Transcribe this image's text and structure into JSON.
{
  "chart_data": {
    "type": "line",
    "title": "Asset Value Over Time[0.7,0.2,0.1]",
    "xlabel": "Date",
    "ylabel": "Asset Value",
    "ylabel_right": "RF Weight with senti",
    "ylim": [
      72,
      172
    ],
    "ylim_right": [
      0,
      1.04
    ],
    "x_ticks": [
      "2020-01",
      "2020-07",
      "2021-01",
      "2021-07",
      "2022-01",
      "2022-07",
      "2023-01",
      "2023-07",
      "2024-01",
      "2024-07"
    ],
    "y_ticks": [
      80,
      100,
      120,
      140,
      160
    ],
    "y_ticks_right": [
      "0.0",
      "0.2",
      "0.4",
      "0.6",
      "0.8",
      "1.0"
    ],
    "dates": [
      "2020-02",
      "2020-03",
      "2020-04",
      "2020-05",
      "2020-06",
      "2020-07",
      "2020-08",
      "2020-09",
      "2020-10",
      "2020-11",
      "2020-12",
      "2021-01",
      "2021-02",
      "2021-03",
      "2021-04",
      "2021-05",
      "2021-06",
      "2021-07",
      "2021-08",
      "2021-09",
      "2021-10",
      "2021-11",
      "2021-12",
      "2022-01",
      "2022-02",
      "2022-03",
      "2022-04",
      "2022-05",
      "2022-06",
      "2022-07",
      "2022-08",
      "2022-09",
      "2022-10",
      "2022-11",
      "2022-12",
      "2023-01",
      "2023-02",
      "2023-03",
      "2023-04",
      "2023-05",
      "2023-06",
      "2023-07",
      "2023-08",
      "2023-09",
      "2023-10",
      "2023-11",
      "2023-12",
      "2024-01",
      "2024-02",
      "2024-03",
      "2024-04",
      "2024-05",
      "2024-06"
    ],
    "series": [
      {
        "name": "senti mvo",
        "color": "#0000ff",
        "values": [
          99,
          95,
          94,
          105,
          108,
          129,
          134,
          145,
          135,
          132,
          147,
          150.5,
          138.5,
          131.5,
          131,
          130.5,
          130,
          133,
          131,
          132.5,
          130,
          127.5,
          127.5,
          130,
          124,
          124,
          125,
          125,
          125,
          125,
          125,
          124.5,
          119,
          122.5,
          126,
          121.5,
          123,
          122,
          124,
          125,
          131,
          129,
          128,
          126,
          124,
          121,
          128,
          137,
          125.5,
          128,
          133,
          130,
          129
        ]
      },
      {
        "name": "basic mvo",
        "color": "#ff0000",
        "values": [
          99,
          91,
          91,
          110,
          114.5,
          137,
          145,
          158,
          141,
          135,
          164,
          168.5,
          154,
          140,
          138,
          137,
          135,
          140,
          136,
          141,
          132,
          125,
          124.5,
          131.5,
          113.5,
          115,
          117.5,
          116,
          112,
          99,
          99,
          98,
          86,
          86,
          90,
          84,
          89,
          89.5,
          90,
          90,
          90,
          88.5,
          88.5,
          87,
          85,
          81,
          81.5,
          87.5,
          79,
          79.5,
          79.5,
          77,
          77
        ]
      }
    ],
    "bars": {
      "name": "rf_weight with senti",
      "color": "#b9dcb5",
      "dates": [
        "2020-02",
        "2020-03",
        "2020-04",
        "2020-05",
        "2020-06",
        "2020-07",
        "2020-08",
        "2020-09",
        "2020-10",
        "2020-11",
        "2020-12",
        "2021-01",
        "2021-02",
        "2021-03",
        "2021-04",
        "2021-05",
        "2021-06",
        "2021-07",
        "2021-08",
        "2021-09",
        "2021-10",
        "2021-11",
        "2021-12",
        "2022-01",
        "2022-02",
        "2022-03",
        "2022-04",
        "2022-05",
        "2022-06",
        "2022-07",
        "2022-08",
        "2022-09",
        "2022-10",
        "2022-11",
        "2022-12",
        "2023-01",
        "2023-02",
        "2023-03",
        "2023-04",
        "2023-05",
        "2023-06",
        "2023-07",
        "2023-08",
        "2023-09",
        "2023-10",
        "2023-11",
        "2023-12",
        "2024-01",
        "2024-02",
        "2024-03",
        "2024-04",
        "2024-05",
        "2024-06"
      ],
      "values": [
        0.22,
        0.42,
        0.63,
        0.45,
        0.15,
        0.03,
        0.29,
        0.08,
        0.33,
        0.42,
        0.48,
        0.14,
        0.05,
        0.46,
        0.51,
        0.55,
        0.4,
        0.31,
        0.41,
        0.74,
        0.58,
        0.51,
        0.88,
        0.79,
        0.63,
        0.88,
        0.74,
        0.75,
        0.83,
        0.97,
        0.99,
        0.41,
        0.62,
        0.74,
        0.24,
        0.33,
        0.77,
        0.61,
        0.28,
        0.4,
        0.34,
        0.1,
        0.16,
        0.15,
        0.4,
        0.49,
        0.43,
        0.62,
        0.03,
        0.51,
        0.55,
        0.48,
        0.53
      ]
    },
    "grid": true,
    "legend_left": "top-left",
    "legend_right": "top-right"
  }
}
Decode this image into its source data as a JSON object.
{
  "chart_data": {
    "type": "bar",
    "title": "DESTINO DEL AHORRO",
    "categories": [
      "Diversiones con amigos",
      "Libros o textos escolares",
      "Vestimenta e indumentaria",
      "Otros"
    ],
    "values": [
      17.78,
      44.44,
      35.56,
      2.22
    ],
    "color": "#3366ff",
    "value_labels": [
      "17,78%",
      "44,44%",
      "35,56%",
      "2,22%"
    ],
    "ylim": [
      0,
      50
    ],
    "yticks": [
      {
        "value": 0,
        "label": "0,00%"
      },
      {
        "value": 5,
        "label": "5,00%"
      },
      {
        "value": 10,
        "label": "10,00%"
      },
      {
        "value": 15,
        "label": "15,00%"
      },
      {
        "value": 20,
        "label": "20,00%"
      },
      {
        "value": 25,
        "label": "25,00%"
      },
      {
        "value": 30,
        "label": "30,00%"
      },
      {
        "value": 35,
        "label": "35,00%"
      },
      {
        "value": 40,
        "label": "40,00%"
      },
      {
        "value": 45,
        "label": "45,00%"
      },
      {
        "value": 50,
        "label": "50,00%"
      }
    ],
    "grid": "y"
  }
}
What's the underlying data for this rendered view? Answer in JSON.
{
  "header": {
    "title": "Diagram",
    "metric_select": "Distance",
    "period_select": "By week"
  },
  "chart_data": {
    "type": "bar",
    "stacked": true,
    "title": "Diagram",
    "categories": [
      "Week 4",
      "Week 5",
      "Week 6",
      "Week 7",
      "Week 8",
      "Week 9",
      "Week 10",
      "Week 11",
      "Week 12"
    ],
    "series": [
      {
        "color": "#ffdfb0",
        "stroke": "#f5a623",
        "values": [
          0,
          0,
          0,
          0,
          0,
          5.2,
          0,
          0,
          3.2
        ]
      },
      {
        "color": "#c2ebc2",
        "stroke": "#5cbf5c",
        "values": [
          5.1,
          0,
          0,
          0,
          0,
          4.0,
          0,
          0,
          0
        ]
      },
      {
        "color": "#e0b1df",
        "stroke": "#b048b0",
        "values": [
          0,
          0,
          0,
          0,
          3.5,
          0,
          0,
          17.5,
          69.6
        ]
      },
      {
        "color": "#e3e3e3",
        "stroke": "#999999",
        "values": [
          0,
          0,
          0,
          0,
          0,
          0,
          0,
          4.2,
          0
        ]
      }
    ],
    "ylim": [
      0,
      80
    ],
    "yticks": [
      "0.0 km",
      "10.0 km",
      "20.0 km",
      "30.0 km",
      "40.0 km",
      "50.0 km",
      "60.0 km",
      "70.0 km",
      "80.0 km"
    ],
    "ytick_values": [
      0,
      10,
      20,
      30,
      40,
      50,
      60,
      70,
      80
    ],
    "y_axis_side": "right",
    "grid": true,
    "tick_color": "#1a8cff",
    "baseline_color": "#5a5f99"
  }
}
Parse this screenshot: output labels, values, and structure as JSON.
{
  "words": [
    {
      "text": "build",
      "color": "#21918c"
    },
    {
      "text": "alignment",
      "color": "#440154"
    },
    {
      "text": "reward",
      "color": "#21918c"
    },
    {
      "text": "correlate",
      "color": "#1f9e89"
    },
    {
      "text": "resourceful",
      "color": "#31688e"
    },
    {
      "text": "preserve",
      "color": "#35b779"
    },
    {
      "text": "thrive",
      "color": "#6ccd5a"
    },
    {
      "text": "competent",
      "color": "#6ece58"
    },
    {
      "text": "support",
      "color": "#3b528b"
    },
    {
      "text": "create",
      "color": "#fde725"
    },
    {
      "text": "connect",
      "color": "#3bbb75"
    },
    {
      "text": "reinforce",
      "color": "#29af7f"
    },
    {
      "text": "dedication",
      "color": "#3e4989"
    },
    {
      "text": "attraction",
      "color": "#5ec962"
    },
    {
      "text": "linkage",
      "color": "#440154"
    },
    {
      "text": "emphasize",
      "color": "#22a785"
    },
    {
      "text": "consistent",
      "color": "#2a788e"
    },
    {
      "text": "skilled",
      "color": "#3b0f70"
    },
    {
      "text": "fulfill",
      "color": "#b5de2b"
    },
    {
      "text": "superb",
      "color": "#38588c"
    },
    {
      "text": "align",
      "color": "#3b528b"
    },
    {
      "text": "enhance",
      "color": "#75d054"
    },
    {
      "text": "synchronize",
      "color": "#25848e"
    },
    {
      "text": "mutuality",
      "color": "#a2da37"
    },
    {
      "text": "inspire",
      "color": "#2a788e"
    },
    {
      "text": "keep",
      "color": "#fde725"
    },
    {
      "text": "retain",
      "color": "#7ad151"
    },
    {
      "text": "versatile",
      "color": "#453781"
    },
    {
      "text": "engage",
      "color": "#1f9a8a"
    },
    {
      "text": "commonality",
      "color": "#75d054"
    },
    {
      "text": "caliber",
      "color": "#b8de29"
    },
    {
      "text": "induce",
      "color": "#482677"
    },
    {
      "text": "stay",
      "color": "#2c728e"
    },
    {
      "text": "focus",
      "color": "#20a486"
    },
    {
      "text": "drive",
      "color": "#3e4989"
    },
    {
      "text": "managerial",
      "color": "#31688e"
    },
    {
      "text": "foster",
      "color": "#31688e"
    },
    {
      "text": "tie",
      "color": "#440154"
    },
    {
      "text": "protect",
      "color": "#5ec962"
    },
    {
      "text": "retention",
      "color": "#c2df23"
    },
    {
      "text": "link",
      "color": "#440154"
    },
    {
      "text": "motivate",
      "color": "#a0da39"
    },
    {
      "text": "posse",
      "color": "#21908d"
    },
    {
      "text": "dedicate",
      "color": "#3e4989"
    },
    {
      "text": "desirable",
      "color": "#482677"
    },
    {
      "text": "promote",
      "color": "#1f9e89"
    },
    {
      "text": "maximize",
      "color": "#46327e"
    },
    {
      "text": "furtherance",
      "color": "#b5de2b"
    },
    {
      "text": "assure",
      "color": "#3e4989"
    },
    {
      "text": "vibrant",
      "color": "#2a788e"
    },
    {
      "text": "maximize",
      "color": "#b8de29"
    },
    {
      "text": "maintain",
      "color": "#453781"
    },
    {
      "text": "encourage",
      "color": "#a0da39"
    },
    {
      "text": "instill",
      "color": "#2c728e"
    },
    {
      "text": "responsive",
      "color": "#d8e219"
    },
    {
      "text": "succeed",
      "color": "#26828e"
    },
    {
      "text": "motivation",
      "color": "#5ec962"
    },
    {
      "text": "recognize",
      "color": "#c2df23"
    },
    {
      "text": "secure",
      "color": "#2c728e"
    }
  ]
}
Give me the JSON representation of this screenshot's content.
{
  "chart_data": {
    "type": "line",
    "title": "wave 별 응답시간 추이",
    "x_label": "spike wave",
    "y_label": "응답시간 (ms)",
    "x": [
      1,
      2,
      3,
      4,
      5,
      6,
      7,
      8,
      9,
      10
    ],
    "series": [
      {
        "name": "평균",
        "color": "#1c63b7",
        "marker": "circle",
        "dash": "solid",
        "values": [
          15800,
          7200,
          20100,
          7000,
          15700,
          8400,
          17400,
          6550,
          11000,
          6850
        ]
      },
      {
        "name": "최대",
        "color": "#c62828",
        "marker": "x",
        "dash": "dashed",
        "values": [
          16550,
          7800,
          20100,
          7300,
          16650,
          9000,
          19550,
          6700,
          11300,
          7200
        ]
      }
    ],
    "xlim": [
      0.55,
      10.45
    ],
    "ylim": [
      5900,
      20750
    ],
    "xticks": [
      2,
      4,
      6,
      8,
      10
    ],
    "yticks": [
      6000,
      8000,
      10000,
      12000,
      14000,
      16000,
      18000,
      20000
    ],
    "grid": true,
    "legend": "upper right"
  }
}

--- What this task involves ---
Search the data for the word "stroke" and copy each line where it appears.

--- Finished answer ---
        "stroke": "#f5a623",
        "stroke": "#5cbf5c",
        "stroke": "#b048b0",
        "stroke": "#999999",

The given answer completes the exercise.